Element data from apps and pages

((

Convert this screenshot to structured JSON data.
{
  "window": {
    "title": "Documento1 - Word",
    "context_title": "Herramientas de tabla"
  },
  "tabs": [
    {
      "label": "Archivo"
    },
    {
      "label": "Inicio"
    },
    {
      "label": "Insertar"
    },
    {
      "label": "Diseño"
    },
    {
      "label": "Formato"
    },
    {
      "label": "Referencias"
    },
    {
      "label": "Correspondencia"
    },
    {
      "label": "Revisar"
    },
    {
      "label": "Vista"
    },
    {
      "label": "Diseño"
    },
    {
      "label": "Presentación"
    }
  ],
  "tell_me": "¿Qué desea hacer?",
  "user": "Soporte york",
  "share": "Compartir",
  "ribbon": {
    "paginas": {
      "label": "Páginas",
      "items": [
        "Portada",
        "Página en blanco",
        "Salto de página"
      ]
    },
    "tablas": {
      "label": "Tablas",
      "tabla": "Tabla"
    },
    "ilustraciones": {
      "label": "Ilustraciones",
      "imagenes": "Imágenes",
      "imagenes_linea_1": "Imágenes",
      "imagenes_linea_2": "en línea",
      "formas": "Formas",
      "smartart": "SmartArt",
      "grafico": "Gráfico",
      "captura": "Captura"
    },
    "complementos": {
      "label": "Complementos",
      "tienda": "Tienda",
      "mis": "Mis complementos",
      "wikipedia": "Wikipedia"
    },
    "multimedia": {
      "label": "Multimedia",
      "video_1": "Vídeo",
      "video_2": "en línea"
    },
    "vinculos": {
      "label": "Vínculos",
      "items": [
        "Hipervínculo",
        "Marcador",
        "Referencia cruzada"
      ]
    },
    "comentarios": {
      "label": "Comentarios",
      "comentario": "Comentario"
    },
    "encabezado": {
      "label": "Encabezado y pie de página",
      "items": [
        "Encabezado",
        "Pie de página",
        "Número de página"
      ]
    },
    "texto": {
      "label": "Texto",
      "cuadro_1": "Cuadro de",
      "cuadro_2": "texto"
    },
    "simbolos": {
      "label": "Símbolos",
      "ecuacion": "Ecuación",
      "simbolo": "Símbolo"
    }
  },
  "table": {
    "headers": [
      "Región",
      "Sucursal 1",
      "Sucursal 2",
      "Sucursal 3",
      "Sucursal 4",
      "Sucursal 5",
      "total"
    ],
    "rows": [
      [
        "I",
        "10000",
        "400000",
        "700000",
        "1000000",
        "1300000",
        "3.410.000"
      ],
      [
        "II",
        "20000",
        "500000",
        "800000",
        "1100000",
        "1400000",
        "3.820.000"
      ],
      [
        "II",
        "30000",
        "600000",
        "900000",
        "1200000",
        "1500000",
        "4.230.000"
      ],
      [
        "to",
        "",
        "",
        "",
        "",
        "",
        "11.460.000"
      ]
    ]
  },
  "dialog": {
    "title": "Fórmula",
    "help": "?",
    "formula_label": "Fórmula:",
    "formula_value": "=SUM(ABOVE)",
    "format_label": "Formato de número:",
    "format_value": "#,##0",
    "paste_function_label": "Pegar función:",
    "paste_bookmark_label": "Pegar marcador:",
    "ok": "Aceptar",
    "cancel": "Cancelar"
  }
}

))
((

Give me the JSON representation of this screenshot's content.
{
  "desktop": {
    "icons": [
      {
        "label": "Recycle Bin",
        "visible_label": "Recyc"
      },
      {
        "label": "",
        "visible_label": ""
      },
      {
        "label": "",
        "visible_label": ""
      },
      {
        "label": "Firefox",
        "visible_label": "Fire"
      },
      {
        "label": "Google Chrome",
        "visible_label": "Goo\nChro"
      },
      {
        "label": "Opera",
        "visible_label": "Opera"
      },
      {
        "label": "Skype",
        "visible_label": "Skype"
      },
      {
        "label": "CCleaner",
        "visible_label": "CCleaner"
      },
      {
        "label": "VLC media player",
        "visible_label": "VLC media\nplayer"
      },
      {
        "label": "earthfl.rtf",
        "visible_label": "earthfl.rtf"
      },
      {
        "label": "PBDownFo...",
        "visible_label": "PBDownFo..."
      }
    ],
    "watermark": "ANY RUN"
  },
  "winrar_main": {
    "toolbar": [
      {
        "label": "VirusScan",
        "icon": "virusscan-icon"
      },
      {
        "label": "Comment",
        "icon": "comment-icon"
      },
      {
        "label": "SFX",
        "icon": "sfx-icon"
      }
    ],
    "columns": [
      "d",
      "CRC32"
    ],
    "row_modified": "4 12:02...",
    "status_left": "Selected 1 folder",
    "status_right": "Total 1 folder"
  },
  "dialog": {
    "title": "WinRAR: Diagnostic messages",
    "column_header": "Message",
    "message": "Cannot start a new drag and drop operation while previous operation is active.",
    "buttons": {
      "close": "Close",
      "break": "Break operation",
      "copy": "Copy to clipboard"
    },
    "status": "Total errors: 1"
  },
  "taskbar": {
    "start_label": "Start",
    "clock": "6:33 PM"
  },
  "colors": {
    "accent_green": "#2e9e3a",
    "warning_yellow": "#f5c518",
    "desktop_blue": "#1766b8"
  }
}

))
((

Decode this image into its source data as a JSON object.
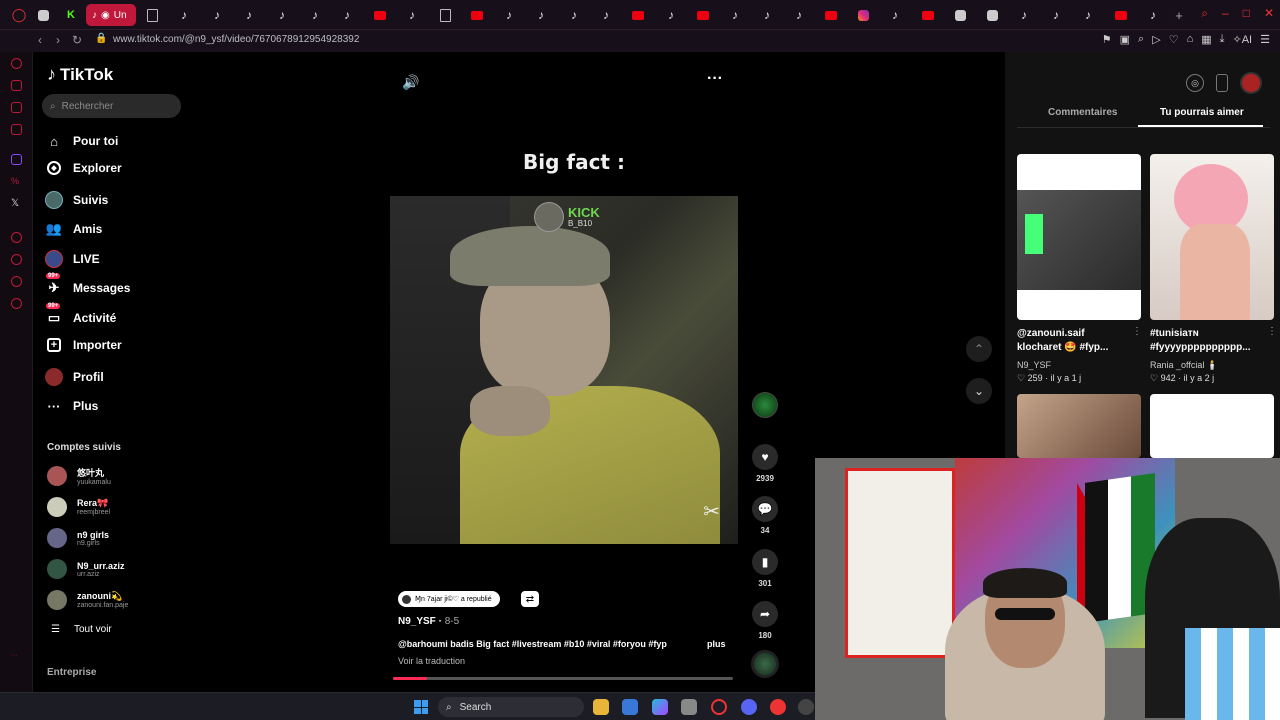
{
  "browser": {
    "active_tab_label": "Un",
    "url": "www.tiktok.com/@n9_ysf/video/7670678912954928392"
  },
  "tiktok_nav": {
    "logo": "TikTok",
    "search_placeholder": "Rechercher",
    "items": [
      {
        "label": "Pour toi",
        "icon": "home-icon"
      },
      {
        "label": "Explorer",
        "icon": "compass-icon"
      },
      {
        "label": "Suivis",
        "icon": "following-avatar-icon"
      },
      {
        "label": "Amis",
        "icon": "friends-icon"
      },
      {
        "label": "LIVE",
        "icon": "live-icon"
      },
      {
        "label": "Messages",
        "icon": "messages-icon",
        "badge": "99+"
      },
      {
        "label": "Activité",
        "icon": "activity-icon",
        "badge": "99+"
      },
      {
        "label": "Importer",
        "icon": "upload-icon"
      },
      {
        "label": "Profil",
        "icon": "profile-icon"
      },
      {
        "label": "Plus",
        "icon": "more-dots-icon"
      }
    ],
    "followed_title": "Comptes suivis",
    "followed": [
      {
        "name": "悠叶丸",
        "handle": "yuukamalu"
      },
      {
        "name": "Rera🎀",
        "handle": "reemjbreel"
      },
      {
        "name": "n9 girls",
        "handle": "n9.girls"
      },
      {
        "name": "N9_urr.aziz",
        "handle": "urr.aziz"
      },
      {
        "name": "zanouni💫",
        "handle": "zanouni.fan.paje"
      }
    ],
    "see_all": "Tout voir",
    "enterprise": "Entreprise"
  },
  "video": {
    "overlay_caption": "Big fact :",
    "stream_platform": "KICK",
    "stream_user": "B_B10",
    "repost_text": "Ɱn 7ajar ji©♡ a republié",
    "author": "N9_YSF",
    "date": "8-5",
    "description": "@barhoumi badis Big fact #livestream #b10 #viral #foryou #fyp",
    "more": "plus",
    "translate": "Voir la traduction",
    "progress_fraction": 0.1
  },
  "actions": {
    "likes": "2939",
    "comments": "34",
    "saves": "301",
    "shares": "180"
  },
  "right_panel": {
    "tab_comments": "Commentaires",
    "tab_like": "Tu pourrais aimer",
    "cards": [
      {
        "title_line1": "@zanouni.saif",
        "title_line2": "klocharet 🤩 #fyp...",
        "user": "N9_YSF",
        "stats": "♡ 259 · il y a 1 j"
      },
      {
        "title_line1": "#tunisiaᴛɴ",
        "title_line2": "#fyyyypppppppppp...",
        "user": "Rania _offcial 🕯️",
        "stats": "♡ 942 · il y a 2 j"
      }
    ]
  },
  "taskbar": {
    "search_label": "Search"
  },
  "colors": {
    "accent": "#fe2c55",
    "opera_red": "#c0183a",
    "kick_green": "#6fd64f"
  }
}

))

--- Task ---
Lines above that contain the string "fact" make up the answer.

--- Solution for this exercise ---
    "overlay_caption": "Big fact :",
    "description": "@barhoumi badis Big fact #livestream #b10 #viral #foryou #fyp",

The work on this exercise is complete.